"""
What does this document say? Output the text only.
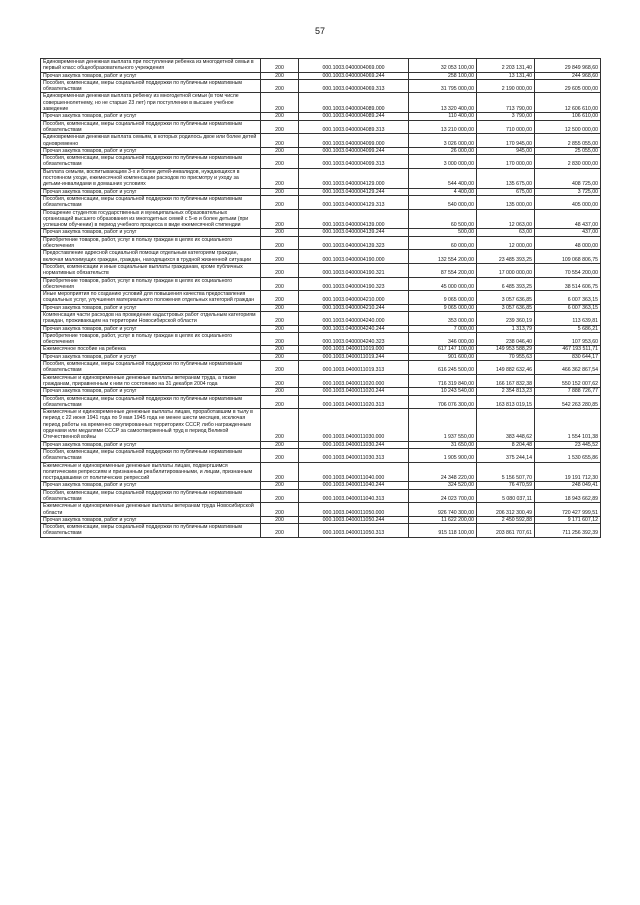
57
Единовременная денежная выплата при поступлении ребенка из многодетной семьи в первый класс общеобразовательного учреждения	200	000.1003.0400004069.000	32 053 100,00	2 203 131,40	29 849 968,60
Прочая закупка товаров, работ и услуг	200	000.1003.0400004069.244	258 100,00	13 131,40	244 968,60
Пособия, компенсации, меры социальной поддержки по публичным нормативным обязательствам	200	000.1003.0400004069.313	31 795 000,00	2 190 000,00	29 605 000,00
Единовременная денежная выплата ребенку из многодетной семьи (в том числе совершеннолетнему, но не старше 23 лет) при поступлении в высшее учебное заведение	200	000.1003.0400004089.000	13 320 400,00	713 790,00	12 606 610,00
Прочая закупка товаров, работ и услуг	200	000.1003.0400004089.244	110 400,00	3 790,00	106 610,00
Пособия, компенсации, меры социальной поддержки по публичным нормативным обязательствам	200	000.1003.0400004089.313	13 210 000,00	710 000,00	12 500 000,00
Единовременная денежная выплата семьям, в которых родилось двое или более детей одновременно	200	000.1003.0400004099.000	3 026 000,00	170 945,00	2 855 055,00
Прочая закупка товаров, работ и услуг	200	000.1003.0400004099.244	26 000,00	945,00	25 055,00
Пособия, компенсации, меры социальной поддержки по публичным нормативным обязательствам	200	000.1003.0400004099.313	3 000 000,00	170 000,00	2 830 000,00
Выплата семьям, воспитывающим 3-х и более детей-инвалидов, нуждающихся в постоянном уходе, ежемесячной компенсации расходов по присмотру и уходу за детьми-инвалидами в домашних условиях	200	000.1003.0400004129.000	544 400,00	135 675,00	408 725,00
Прочая закупка товаров, работ и услуг	200	000.1003.0400004129.244	4 400,00	675,00	3 725,00
Пособия, компенсации, меры социальной поддержки по публичным нормативным обязательствам	200	000.1003.0400004129.313	540 000,00	135 000,00	405 000,00
Поощрение студентов государственных и муниципальных образовательных организаций высшего образования из многодетных семей с 5-ю и более детьми (при успешном обучении) в период учебного процесса в виде ежемесячной стипендии	200	000.1003.0400004139.000	60 500,00	12 063,00	48 437,00
Прочая закупка товаров, работ и услуг	200	000.1003.0400004139.244	500,00	63,00	437,00
Приобретение товаров, работ, услуг в пользу граждан в целях их социального обеспечения	200	000.1003.0400004139.323	60 000,00	12 000,00	48 000,00
Предоставление адресной социальной помощи отдельным категориям граждан, включая малоимущих граждан, граждан, находящихся в трудной жизненной ситуации	200	000.1003.0400004190.000	132 554 200,00	23 485 393,25	109 068 806,75
Пособия, компенсации и иные социальные выплаты гражданам, кроме публичных нормативных обязательств	200	000.1003.0400004190.321	87 554 200,00	17 000 000,00	70 554 200,00
Приобретение товаров, работ, услуг в пользу граждан в целях их социального обеспечения	200	000.1003.0400004190.323	45 000 000,00	6 485 393,25	38 514 606,75
Иные мероприятия по созданию условий для повышения качества предоставления социальных услуг, улучшения материального положения отдельных категорий граждан	200	000.1003.0400004210.000	9 065 000,00	3 057 636,85	6 007 363,15
Прочая закупка товаров, работ и услуг	200	000.1003.0400004210.244	9 065 000,00	3 057 636,85	6 007 363,15
Компенсация части расходов на проведение кадастровых работ отдельным категориям граждан, проживающим на территории Новосибирской области	200	000.1003.0400004240.000	353 000,00	239 360,19	113 639,81
Прочая закупка товаров, работ и услуг	200	000.1003.0400004240.244	7 000,00	1 313,79	5 686,21
Приобретение товаров, работ, услуг в пользу граждан в целях их социального обеспечения	200	000.1003.0400004240.323	346 000,00	238 046,40	107 953,60
Ежемесячное пособие на ребенка	200	000.1003.0400011019.000	617 147 100,00	149 953 588,29	467 193 511,71
Прочая закупка товаров, работ и услуг	200	000.1003.0400011019.244	901 600,00	70 955,63	830 644,17
Пособия, компенсации, меры социальной поддержки по публичным нормативным обязательствам	200	000.1003.0400011019.313	616 245 500,00	149 882 632,46	466 362 867,54
Ежемесячные и единовременные денежные выплаты ветеранам труда, а также гражданам, приравненным к ним по состоянию на 31 декабря 2004 года	200	000.1003.0400011020.000	716 319 840,00	166 167 832,38	550 152 007,62
Прочая закупка товаров, работ и услуг	200	000.1003.0400011020.244	10 243 540,00	2 354 813,23	7 888 726,77
Пособия, компенсации, меры социальной поддержки по публичным нормативным обязательствам	200	000.1003.0400011020.313	706 076 300,00	163 813 019,15	542 263 280,85
Ежемесячные и единовременные денежные выплаты лицам, проработавшим в тылу в период с 22 июня 1941 года по 9 мая 1945 года не менее шести месяцев, исключая период работы на временно оккупированных территориях СССР, либо награжденным орденами или медалями СССР за самоотверженный труд в период Великой Отечественной войны	200	000.1003.0400011030.000	1 937 550,00	383 448,62	1 554 101,38
Прочая закупка товаров, работ и услуг	200	000.1003.0400011030.244	31 650,00	8 204,48	23 445,52
Пособия, компенсации, меры социальной поддержки по публичным нормативным обязательствам	200	000.1003.0400011030.313	1 905 900,00	375 244,14	1 530 655,86
Ежемесячные и единовременные денежные выплаты лицам, подвергшимся политическим репрессиям и признанным реабилитированными, и лицам, признанным пострадавшими от политических репрессий	200	000.1003.0400011040.000	24 348 220,00	5 156 507,70	19 191 712,30
Прочая закупка товаров, работ и услуг	200	000.1003.0400011040.244	324 520,00	76 470,59	248 049,41
Пособия, компенсации, меры социальной поддержки по публичным нормативным обязательствам	200	000.1003.0400011040.313	24 023 700,00	5 080 037,11	18 943 662,89
Ежемесячные и единовременные денежные выплаты ветеранам труда Новосибирской области	200	000.1003.0400011050.000	926 740 300,00	206 312 300,49	720 427 999,51
Прочая закупка товаров, работ и услуг	200	000.1003.0400011050.244	11 622 200,00	2 450 592,88	9 171 607,12
Пособия, компенсации, меры социальной поддержки по публичным нормативным обязательствам	200	000.1003.0400011050.313	915 118 100,00	203 861 707,61	711 256 392,39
"""
__TASK DESCRIPTION__:
Without including any pictures, reproduce the listing exactly.

__TASK SOLUTION__:
What does this document say? Output the text only.
57
Единовременная денежная выплата при поступлении ребенка из многодетной семьи в первый класс общеобразовательного учреждения	200	000.1003.0400004069.000	32 053 100,00	2 203 131,40	29 849 968,60
Прочая закупка товаров, работ и услуг	200	000.1003.0400004069.244	258 100,00	13 131,40	244 968,60
Пособия, компенсации, меры социальной поддержки по публичным нормативным обязательствам	200	000.1003.0400004069.313	31 795 000,00	2 190 000,00	29 605 000,00
Единовременная денежная выплата ребенку из многодетной семьи (в том числе совершеннолетнему, но не старше 23 лет) при поступлении в высшее учебное заведение	200	000.1003.0400004089.000	13 320 400,00	713 790,00	12 606 610,00
Прочая закупка товаров, работ и услуг	200	000.1003.0400004089.244	110 400,00	3 790,00	106 610,00
Пособия, компенсации, меры социальной поддержки по публичным нормативным обязательствам	200	000.1003.0400004089.313	13 210 000,00	710 000,00	12 500 000,00
Единовременная денежная выплата семьям, в которых родилось двое или более детей одновременно	200	000.1003.0400004099.000	3 026 000,00	170 945,00	2 855 055,00
Прочая закупка товаров, работ и услуг	200	000.1003.0400004099.244	26 000,00	945,00	25 055,00
Пособия, компенсации, меры социальной поддержки по публичным нормативным обязательствам	200	000.1003.0400004099.313	3 000 000,00	170 000,00	2 830 000,00
Выплата семьям, воспитывающим 3-х и более детей-инвалидов, нуждающихся в постоянном уходе, ежемесячной компенсации расходов по присмотру и уходу за детьми-инвалидами в домашних условиях	200	000.1003.0400004129.000	544 400,00	135 675,00	408 725,00
Прочая закупка товаров, работ и услуг	200	000.1003.0400004129.244	4 400,00	675,00	3 725,00
Пособия, компенсации, меры социальной поддержки по публичным нормативным обязательствам	200	000.1003.0400004129.313	540 000,00	135 000,00	405 000,00
Поощрение студентов государственных и муниципальных образовательных организаций высшего образования из многодетных семей с 5-ю и более детьми (при успешном обучении) в период учебного процесса в виде ежемесячной стипендии	200	000.1003.0400004139.000	60 500,00	12 063,00	48 437,00
Прочая закупка товаров, работ и услуг	200	000.1003.0400004139.244	500,00	63,00	437,00
Приобретение товаров, работ, услуг в пользу граждан в целях их социального обеспечения	200	000.1003.0400004139.323	60 000,00	12 000,00	48 000,00
Предоставление адресной социальной помощи отдельным категориям граждан, включая малоимущих граждан, граждан, находящихся в трудной жизненной ситуации	200	000.1003.0400004190.000	132 554 200,00	23 485 393,25	109 068 806,75
Пособия, компенсации и иные социальные выплаты гражданам, кроме публичных нормативных обязательств	200	000.1003.0400004190.321	87 554 200,00	17 000 000,00	70 554 200,00
Приобретение товаров, работ, услуг в пользу граждан в целях их социального обеспечения	200	000.1003.0400004190.323	45 000 000,00	6 485 393,25	38 514 606,75
Иные мероприятия по созданию условий для повышения качества предоставления социальных услуг, улучшения материального положения отдельных категорий граждан	200	000.1003.0400004210.000	9 065 000,00	3 057 636,85	6 007 363,15
Прочая закупка товаров, работ и услуг	200	000.1003.0400004210.244	9 065 000,00	3 057 636,85	6 007 363,15
Компенсация части расходов на проведение кадастровых работ отдельным категориям граждан, проживающим на территории Новосибирской области	200	000.1003.0400004240.000	353 000,00	239 360,19	113 639,81
Прочая закупка товаров, работ и услуг	200	000.1003.0400004240.244	7 000,00	1 313,79	5 686,21
Приобретение товаров, работ, услуг в пользу граждан в целях их социального обеспечения	200	000.1003.0400004240.323	346 000,00	238 046,40	107 953,60
Ежемесячное пособие на ребенка	200	000.1003.0400011019.000	617 147 100,00	149 953 588,29	467 193 511,71
Прочая закупка товаров, работ и услуг	200	000.1003.0400011019.244	901 600,00	70 955,63	830 644,17
Пособия, компенсации, меры социальной поддержки по публичным нормативным обязательствам	200	000.1003.0400011019.313	616 245 500,00	149 882 632,46	466 362 867,54
Ежемесячные и единовременные денежные выплаты ветеранам труда, а также гражданам, приравненным к ним по состоянию на 31 декабря 2004 года	200	000.1003.0400011020.000	716 319 840,00	166 167 832,38	550 152 007,62
Прочая закупка товаров, работ и услуг	200	000.1003.0400011020.244	10 243 540,00	2 354 813,23	7 888 726,77
Пособия, компенсации, меры социальной поддержки по публичным нормативным обязательствам	200	000.1003.0400011020.313	706 076 300,00	163 813 019,15	542 263 280,85
Ежемесячные и единовременные денежные выплаты лицам, проработавшим в тылу в период с 22 июня 1941 года по 9 мая 1945 года не менее шести месяцев, исключая период работы на временно оккупированных территориях СССР, либо награжденным орденами или медалями СССР за самоотверженный труд в период Великой Отечественной войны	200	000.1003.0400011030.000	1 937 550,00	383 448,62	1 554 101,38
Прочая закупка товаров, работ и услуг	200	000.1003.0400011030.244	31 650,00	8 204,48	23 445,52
Пособия, компенсации, меры социальной поддержки по публичным нормативным обязательствам	200	000.1003.0400011030.313	1 905 900,00	375 244,14	1 530 655,86
Ежемесячные и единовременные денежные выплаты лицам, подвергшимся политическим репрессиям и признанным реабилитированными, и лицам, признанным пострадавшими от политических репрессий	200	000.1003.0400011040.000	24 348 220,00	5 156 507,70	19 191 712,30
Прочая закупка товаров, работ и услуг	200	000.1003.0400011040.244	324 520,00	76 470,59	248 049,41
Пособия, компенсации, меры социальной поддержки по публичным нормативным обязательствам	200	000.1003.0400011040.313	24 023 700,00	5 080 037,11	18 943 662,89
Ежемесячные и единовременные денежные выплаты ветеранам труда Новосибирской области	200	000.1003.0400011050.000	926 740 300,00	206 312 300,49	720 427 999,51
Прочая закупка товаров, работ и услуг	200	000.1003.0400011050.244	11 622 200,00	2 450 592,88	9 171 607,12
Пособия, компенсации, меры социальной поддержки по публичным нормативным обязательствам	200	000.1003.0400011050.313	915 118 100,00	203 861 707,61	711 256 392,39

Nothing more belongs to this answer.